# PROBLEM TO SOLVE
List each line of the data that holds the string "avant", please.

# EXERCISE MATERIAL

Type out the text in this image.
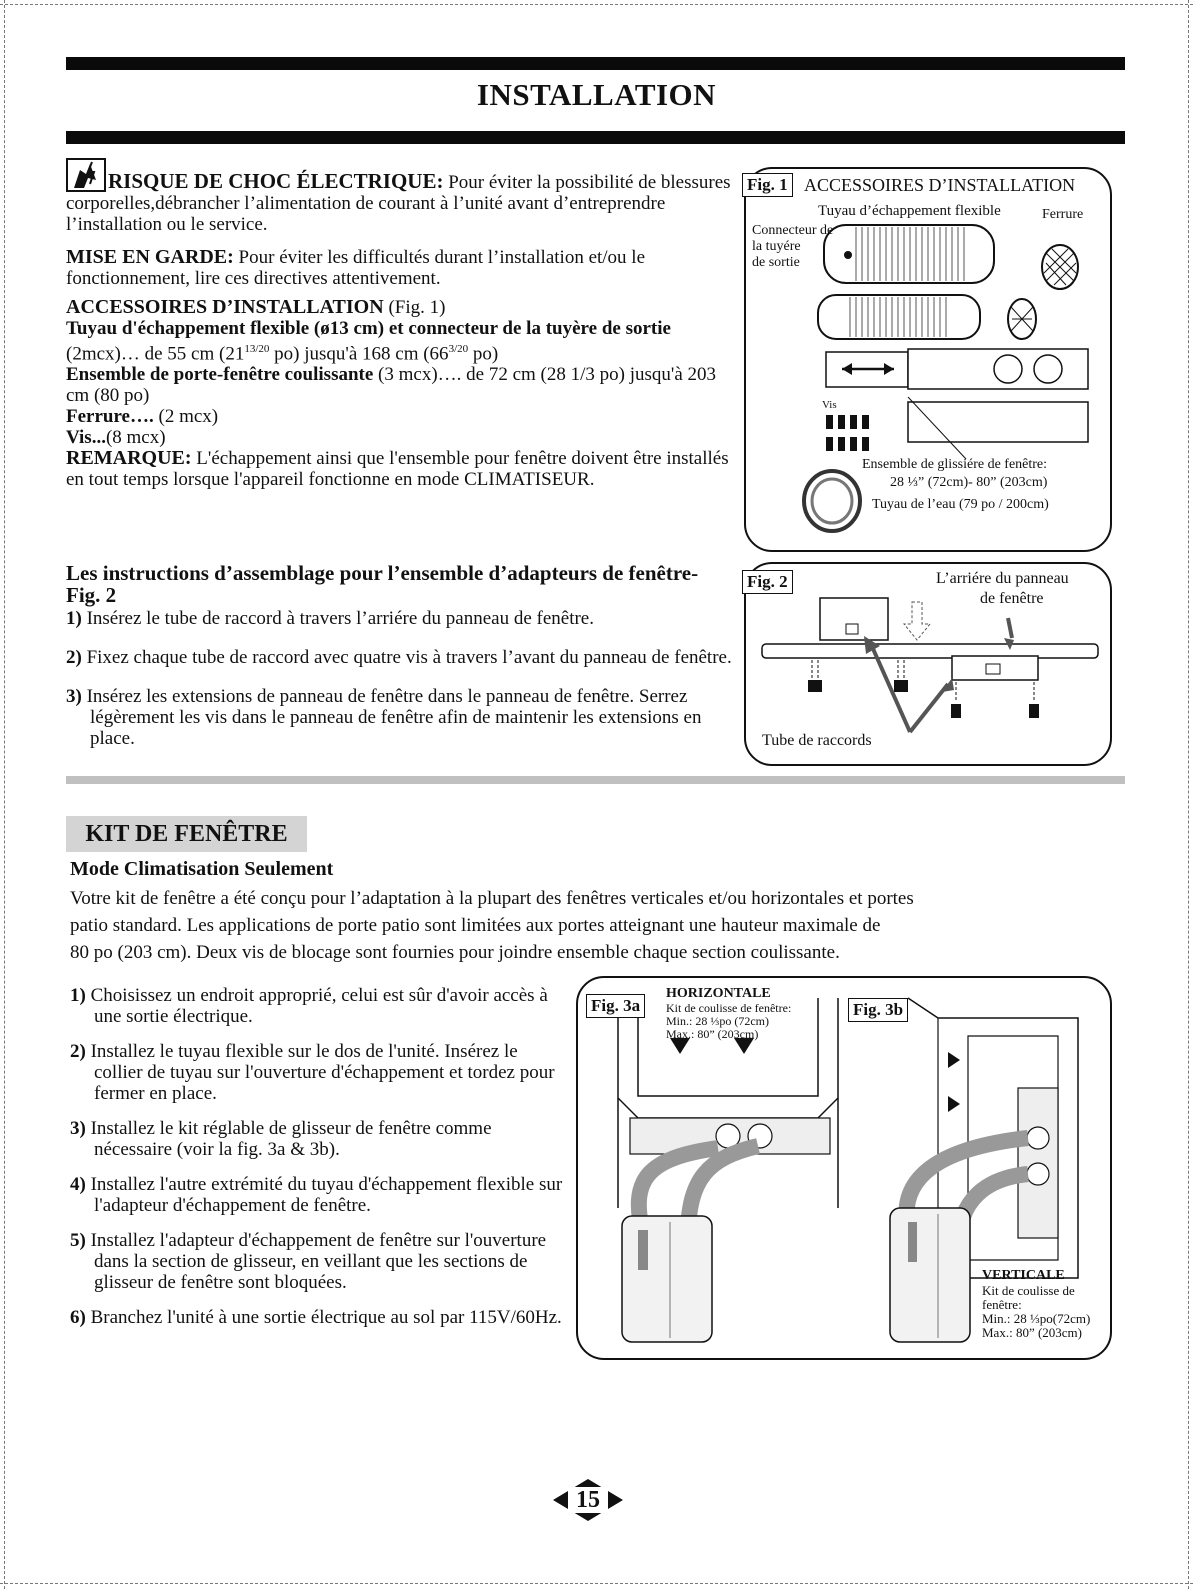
INSTALLATION

RISQUE DE CHOC ÉLECTRIQUE: Pour éviter la possibilité de blessures corporelles,débrancher l’alimentation de courant à l’unité avant d’entreprendre l’installation ou le service.

MISE EN GARDE: Pour éviter les difficultés durant l’installation et/ou le fonctionnement, lire ces directives attentivement.

ACCESSOIRES D’INSTALLATION (Fig. 1)

Tuyau d'échappement flexible (ø13 cm) et connecteur de la tuyère de sortie (2mcx)… de 55 cm ($21^{13/20}$ po) jusqu'à 168 cm ($66^{3/20}$ po)

Ensemble de porte-fenêtre coulissante (3 mcx)…. de 72 cm (28 1/3 po) jusqu'à 203 cm (80 po)

Ferrure…. (2 mcx)

Vis...(8 mcx)

REMARQUE: L'échappement ainsi que l'ensemble pour fenêtre doivent être installés en tout temps lorsque l'appareil fonctionne en mode CLIMATISEUR.

Les instructions d’assemblage pour l’ensemble d’adapteurs de fenêtre- Fig. 2

1) Insérez le tube de raccord à travers l’arriére du panneau de fenêtre.

2) Fixez chaque tube de raccord avec quatre vis à travers l’avant du panneau de fenêtre.

3) Insérez les extensions de panneau de fenêtre dans le panneau de fenêtre. Serrez légèrement les vis dans le panneau de fenêtre afin de maintenir les extensions en place.

Fig. 1 ACCESSOIRES D’INSTALLATION
Tuyau d’échappement flexible	Ferrure
Connecteur de
la tuyére
de sortie
Vis
Ensemble de glissiére de fenêtre:
28 ⅓” (72cm)- 80” (203cm)
Tuyau de l’eau (79 po / 200cm)
Fig. 2	L’arriére du panneau
de fenêtre
Tube de raccords
KIT DE FENÊTRE
Mode Climatisation Seulement
Votre kit de fenêtre a été conçu pour l’adaptation à la plupart des fenêtres verticales et/ou horizontales et portes
patio standard. Les applications de porte patio sont limitées aux portes atteignant une hauteur maximale de
80 po (203 cm). Deux vis de blocage sont fournies pour joindre ensemble chaque section coulissante.

1) Choisissez un endroit approprié, celui est sûr d'avoir accès à une sortie électrique.

2) Installez le tuyau flexible sur le dos de l'unité. Insérez le collier de tuyau sur l'ouverture d'échappement et tordez pour fermer en place.

3) Installez le kit réglable de glisseur de fenêtre comme nécessaire (voir la fig. 3a & 3b).

4) Installez l'autre extrémité du tuyau d'échappement flexible sur l'adapteur d'échappement de fenêtre.

5) Installez l'adapteur d'échappement de fenêtre sur l'ouverture dans la section de glisseur, en veillant que les sections de glisseur de fenêtre sont bloquées.

6) Branchez l'unité à une sortie électrique au sol par 115V/60Hz.

Fig. 3a	Fig. 3b
HORIZONTALE
Kit de coulisse de fenêtre:
Min.: 28 ⅓po (72cm)
Max.: 80” (203cm)
VERTICALE
Kit de coulisse de
fenêtre:
Min.: 28 ⅓po(72cm)
Max.: 80” (203cm)
15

# SOLVED PROBLEM
RISQUE DE CHOC ÉLECTRIQUE: Pour éviter la possibilité de blessures corporelles,débrancher l’alimentation de courant à l’unité avant d’entreprendre l’installation ou le service.
2) Fixez chaque tube de raccord avec quatre vis à travers l’avant du panneau de fenêtre.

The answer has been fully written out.